(Texto)

>>>>>

Después de quince años enseñando inglés, decidí tomarme un respiro de las aulas y probar algo diferente. Empecé a trabajar como asistente de operaciones en startups, y fue ahí, desde adentro, donde vi algo que no podía dejar de ver: developers muy capaces, con años de experiencia, que quedaban afuera de conversaciones importantes una y otra vez.
Tenían el conocimiento técnico, la experiencia y la opinión formada, pero cuando llegaba el momento de hablar en un standup, en una demo o en una reunión con un cliente las palabras no salían con la misma fluidez con la que escribían código. Presencié eso muchas veces como para entender que había una necesidad real. Y que yo, con un pie en cada mundo debía hacer algo al respecto.
Lo que el trabajo diario ya te dio
Si sos developer y trabajás con tecnología, ya tenés más inglés del que te imaginás. Lo incorporaste sin darte cuenta, a fuerza de documentación, tutoriales, foros, errores en la consola y soluciones en Reddit.
Sabés lo que es un merge conflict. Sabés leer un stack trace. Sabés qué significa cuando alguien pide changes requested en un code review. Entendés los comentarios en el código, los tickets en Jira, los mensajes en Slack. Todo eso es inglés, un inglés especializado, preciso y real.
El problema, si se puede llamar problema, es que ese conocimiento de inglés fue construido de manera pasiva. Consumiste el idioma durante años, pero tuviste pocas oportunidades reales de producirlo. De usarlo en tiempo real, con otra persona, sin poder pausar y releer.
Qué pasa cuando hay que hablar
Hay una diferencia enorme entre entender algo escrito y poder decirlo en voz alta cuando alguien te está mirando y esperando tu respuesta.
Tenés quizás treinta segundos para explicar en qué estás, si hay algún blocker o qué hiciste ayer. No hay tiempo para pensar la estructura de la oración. O sale, o no sale.
Tenés que dar feedback útil, sin sonar agresivo ni vago. "This could be better" no dice nada. "I think this approach might cause issues with concurrency, would it make sense to use a lock here?" dice exactamente lo que tenés que decir. La diferencia está en el inglés, no en el conocimiento técnico.
Tenés que traducir conceptos complejos a un lenguaje que otra persona pueda entender. Eso requiere vocabulario, fluidez y confianza. Las tres cosas al mismo tiempo.
El inglés hablado es lo que separa a muchos developers de esas oportunidades. Y lo frustrante es que el conocimiento técnico ya está. El trabajo está hecho. Solo falta poder comunicarlo.

<<<<<

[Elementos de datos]

>>>>>

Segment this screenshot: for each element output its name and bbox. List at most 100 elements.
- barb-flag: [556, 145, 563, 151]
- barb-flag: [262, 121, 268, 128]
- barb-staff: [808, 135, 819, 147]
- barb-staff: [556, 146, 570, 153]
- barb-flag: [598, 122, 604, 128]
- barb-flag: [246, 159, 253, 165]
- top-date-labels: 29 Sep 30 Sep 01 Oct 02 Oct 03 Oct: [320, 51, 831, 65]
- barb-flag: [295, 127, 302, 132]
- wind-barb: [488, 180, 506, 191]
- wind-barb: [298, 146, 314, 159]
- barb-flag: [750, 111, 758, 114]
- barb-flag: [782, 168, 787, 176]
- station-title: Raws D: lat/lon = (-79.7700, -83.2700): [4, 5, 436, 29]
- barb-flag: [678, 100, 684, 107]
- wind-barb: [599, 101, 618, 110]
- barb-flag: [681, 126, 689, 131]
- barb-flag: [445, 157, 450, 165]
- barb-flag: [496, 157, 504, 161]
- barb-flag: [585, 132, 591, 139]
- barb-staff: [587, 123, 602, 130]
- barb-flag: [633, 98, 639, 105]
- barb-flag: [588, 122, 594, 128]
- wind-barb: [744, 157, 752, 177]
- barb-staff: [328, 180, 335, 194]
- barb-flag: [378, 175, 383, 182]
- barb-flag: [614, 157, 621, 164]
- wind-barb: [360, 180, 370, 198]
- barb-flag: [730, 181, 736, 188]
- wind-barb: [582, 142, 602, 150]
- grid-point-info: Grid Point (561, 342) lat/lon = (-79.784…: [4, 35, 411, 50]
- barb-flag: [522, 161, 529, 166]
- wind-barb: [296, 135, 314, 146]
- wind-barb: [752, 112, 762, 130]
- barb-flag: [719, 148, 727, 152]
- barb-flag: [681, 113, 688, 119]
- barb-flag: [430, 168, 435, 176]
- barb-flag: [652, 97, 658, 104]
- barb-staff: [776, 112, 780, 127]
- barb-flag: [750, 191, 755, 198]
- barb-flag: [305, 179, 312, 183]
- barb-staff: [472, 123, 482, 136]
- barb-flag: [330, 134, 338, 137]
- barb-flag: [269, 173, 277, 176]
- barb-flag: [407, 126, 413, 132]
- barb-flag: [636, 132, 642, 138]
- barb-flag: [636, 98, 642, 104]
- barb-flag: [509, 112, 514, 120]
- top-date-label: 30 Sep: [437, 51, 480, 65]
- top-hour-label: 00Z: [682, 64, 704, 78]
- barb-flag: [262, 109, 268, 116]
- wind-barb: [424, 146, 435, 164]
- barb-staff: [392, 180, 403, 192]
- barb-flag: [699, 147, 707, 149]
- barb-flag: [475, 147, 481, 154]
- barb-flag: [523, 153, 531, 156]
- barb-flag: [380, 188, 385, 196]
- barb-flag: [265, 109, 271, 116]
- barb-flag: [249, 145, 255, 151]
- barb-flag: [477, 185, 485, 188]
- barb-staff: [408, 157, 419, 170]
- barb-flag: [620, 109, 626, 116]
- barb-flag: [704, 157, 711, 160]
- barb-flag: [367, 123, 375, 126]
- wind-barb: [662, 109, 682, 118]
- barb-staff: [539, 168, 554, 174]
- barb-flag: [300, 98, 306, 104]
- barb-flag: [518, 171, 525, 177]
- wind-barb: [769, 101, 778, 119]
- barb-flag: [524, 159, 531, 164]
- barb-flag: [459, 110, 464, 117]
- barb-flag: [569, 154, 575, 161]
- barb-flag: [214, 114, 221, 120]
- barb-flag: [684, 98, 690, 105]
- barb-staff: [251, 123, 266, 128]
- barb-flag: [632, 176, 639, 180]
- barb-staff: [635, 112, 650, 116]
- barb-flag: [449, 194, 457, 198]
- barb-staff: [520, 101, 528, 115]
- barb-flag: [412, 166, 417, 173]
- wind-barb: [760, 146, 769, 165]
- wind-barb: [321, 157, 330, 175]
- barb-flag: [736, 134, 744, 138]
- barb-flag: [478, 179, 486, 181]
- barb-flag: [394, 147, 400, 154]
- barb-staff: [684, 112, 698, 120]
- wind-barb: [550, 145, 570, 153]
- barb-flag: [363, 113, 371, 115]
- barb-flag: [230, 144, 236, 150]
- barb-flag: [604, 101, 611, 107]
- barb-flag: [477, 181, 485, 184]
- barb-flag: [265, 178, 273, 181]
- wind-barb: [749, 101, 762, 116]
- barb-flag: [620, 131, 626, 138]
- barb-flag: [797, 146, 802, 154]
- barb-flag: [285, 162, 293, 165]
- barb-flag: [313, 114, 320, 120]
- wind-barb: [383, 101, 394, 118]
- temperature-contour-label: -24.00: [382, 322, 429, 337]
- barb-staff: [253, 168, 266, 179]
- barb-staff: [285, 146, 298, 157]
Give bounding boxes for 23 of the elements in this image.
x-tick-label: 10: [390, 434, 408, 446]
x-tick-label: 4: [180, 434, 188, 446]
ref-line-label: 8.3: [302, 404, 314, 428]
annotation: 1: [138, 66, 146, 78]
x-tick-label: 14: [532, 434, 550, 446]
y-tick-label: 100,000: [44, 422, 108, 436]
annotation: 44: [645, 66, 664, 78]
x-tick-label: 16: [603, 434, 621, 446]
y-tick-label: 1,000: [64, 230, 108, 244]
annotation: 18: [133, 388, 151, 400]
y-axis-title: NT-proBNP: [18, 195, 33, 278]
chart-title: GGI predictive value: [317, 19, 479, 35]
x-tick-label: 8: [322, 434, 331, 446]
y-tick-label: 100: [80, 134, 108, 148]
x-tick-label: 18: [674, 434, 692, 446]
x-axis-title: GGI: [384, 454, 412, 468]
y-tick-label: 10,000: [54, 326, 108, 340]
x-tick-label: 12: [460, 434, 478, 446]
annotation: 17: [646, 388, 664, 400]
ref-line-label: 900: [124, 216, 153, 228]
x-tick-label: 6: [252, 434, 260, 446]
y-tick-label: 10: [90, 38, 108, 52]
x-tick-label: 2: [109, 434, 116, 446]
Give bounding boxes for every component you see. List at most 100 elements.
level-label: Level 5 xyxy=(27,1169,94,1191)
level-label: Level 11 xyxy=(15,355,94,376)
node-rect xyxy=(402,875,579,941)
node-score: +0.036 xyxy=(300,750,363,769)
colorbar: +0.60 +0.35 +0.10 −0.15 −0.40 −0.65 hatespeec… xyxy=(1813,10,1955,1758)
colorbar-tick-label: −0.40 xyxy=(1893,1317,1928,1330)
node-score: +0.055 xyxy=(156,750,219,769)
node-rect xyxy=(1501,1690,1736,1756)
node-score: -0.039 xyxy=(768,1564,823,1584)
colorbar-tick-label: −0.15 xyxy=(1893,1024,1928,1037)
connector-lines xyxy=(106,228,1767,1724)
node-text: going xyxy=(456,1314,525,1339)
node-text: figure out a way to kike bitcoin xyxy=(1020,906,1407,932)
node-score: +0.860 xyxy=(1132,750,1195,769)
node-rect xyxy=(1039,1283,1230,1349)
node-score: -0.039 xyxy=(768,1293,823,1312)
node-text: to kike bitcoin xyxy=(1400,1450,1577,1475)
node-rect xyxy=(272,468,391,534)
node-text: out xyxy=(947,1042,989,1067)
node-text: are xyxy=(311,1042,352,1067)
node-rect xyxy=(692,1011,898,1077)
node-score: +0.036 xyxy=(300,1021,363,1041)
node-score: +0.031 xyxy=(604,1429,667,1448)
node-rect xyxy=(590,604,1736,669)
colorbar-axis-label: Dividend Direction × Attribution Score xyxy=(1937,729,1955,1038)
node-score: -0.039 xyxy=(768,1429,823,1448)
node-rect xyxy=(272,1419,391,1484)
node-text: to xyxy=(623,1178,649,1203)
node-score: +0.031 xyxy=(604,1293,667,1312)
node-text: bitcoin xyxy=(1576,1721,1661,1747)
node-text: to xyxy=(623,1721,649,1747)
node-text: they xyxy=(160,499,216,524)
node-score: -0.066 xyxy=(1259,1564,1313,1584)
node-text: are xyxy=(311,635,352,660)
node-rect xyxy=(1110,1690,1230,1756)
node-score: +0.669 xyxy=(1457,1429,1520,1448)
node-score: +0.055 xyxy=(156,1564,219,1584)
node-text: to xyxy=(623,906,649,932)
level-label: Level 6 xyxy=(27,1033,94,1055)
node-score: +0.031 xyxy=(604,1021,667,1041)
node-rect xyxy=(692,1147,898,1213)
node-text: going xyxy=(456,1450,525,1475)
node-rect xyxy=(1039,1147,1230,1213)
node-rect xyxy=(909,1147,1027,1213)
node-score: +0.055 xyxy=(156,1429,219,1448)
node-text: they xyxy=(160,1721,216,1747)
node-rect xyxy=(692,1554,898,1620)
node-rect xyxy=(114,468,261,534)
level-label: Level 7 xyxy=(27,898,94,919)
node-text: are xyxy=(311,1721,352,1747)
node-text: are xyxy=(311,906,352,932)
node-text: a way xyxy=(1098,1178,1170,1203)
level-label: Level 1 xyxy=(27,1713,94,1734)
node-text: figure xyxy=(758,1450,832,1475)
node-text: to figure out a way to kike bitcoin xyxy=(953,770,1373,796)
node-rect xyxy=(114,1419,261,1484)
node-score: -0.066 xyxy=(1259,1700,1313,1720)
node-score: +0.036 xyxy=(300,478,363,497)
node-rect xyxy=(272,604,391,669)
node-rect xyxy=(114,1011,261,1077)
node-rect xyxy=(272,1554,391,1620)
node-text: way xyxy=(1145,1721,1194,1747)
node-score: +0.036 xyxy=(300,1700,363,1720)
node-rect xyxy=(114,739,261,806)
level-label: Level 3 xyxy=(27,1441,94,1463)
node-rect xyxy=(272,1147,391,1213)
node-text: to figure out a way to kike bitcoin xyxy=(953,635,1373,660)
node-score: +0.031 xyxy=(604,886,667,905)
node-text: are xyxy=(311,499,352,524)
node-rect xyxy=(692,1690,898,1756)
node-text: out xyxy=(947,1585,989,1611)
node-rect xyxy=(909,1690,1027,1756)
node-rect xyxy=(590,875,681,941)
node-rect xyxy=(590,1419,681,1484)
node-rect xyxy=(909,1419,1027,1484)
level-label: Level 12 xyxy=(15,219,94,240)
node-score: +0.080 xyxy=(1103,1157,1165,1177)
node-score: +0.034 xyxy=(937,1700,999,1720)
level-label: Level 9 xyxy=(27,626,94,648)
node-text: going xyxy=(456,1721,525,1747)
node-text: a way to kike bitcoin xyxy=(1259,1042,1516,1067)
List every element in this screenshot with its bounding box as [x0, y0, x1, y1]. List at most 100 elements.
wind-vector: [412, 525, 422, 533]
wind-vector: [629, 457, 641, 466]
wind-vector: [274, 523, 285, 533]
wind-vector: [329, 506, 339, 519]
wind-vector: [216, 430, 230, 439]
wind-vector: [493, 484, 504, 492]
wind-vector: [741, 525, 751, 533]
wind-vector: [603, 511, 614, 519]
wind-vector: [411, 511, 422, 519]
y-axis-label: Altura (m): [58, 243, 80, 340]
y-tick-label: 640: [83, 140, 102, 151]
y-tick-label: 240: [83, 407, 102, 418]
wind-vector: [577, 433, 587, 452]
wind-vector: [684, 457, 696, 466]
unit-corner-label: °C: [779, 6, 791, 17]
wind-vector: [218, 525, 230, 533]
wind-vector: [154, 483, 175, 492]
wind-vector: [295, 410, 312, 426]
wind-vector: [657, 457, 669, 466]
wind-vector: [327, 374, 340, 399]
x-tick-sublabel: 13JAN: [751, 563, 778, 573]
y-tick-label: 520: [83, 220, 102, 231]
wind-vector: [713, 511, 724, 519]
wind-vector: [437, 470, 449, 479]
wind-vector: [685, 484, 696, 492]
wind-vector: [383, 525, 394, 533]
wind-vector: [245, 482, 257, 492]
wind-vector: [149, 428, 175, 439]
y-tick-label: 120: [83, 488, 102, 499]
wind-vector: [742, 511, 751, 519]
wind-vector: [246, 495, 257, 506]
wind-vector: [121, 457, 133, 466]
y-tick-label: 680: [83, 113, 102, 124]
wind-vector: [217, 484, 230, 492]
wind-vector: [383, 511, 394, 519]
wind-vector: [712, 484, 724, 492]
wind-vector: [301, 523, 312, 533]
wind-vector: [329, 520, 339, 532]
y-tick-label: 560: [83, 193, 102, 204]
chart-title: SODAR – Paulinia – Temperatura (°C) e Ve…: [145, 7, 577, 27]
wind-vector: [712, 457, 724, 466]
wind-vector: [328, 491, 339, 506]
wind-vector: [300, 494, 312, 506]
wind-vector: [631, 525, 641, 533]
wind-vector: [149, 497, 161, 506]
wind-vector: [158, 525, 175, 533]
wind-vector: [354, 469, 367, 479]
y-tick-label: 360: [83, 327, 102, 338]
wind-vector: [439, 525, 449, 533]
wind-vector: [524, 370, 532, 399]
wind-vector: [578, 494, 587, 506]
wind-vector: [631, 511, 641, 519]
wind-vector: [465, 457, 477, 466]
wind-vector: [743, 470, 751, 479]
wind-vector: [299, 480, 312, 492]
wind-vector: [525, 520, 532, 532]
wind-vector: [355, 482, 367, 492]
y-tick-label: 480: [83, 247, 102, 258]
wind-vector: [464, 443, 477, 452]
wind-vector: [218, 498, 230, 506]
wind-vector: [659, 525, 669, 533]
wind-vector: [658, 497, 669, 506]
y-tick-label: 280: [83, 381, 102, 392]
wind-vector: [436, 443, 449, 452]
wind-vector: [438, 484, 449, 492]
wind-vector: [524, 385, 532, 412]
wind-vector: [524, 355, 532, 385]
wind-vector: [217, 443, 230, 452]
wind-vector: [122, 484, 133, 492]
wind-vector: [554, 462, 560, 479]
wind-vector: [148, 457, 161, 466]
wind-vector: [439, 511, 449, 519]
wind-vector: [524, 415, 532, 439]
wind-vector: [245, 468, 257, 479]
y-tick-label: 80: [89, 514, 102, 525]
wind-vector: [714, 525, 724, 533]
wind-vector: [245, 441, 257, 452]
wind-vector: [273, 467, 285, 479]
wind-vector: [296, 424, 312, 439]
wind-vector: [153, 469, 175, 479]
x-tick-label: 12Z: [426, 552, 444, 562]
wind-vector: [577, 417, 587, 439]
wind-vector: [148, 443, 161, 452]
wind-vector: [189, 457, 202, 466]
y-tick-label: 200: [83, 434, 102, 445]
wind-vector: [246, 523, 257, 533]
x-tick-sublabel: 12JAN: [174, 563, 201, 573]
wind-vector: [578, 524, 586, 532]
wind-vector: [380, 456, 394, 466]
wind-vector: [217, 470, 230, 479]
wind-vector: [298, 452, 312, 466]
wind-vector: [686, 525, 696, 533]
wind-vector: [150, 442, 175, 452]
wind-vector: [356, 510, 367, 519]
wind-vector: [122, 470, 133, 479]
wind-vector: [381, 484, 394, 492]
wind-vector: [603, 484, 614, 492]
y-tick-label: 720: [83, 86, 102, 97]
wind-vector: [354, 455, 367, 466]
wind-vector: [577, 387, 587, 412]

<<<<<

(Consigna) Continúa el texto sobre los developers y el inglés hablado a partir de su última oración.

(Respuesta)
Trabajé en startups durante varios años y vi este patrón repetirse. Developers muy capaces que se quedaban afuera de conversaciones importantes, que dejaban de dar su opinión en reuniones, que evitaban ciertos proyectos, todo por no sentirse seguros con el inglés hablado. El conocimiento estaba pero la confianza para expresarlo, no.
Por qué esto importa más allá del idioma
En el mundo tech, los proyectos más interesantes, los equipos más diversos, los clientes más exigentes y las oportunidades mejores pagas están mayoritariamente en inglés. Hay developers que trabajan en remoto para empresas de Estados Unidos, Canadá o Europa. Hay otros que trabajan en empresas locales pero con equipos internacionales. And hay otros que todavía no dieron ese paso, aunque podrían.
Los developers que se comunican bien en inglés tienen más peso en las decisiones, consiguen mejores proyectos y trabajan con equipos más interesantes.
Cómo se activa ese inglés que ya tenés
Practicar más gramática o sumar vocabulario nuevo no activa ese inglés que ya tenés. Lo que lo activa es usarlo en situaciones reales como los standups, los code reviews, las demos, con alguien que te corrija en el momento y te ayude a reformular.
Un dev necesita practicar en estas situaciones comunicativas específicas. Necesita equivocarse en un ambiente donde eso está bien, donde hay alguien que lo corrige en el momento y lo ayuda a reformular. Necesita exposición al inglés hablado en su propio contexto profesional, no en conversaciones genéricas sobre el clima o las vacaciones.
El inglés que ya tenés es una base sólida. Lo que falta es activarlo — pasar de entenderlo a usarlo. Y eso sí se puede trabajar, siempre que el entrenamiento esté bien diseñado.